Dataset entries

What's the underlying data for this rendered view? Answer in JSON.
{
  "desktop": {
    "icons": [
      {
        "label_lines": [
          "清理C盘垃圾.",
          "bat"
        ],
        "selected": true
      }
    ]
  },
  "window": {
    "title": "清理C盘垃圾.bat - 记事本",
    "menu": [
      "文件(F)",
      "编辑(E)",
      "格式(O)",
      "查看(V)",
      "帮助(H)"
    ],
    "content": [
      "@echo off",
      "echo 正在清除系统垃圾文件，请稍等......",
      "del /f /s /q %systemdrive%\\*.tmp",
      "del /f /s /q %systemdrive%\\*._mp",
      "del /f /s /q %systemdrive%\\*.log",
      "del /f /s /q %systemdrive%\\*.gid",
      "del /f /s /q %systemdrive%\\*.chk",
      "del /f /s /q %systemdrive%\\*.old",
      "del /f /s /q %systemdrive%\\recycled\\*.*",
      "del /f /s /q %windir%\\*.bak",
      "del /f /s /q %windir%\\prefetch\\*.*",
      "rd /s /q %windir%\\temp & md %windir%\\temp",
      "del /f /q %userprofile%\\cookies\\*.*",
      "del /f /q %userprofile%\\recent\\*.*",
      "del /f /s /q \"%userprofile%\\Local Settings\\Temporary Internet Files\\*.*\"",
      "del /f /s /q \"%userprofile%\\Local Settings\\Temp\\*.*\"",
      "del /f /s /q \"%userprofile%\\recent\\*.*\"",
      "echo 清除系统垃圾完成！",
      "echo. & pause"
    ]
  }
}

▶ _INSTRUCTION_
Scan the lines for the string "Local". Pick out every line that has it.

▶ _EXERCISE RESPONSE_
      "del /f /s /q \"%userprofile%\\Local Settings\\Temporary Internet Files\\*.*\"",
      "del /f /s /q \"%userprofile%\\Local Settings\\Temp\\*.*\"",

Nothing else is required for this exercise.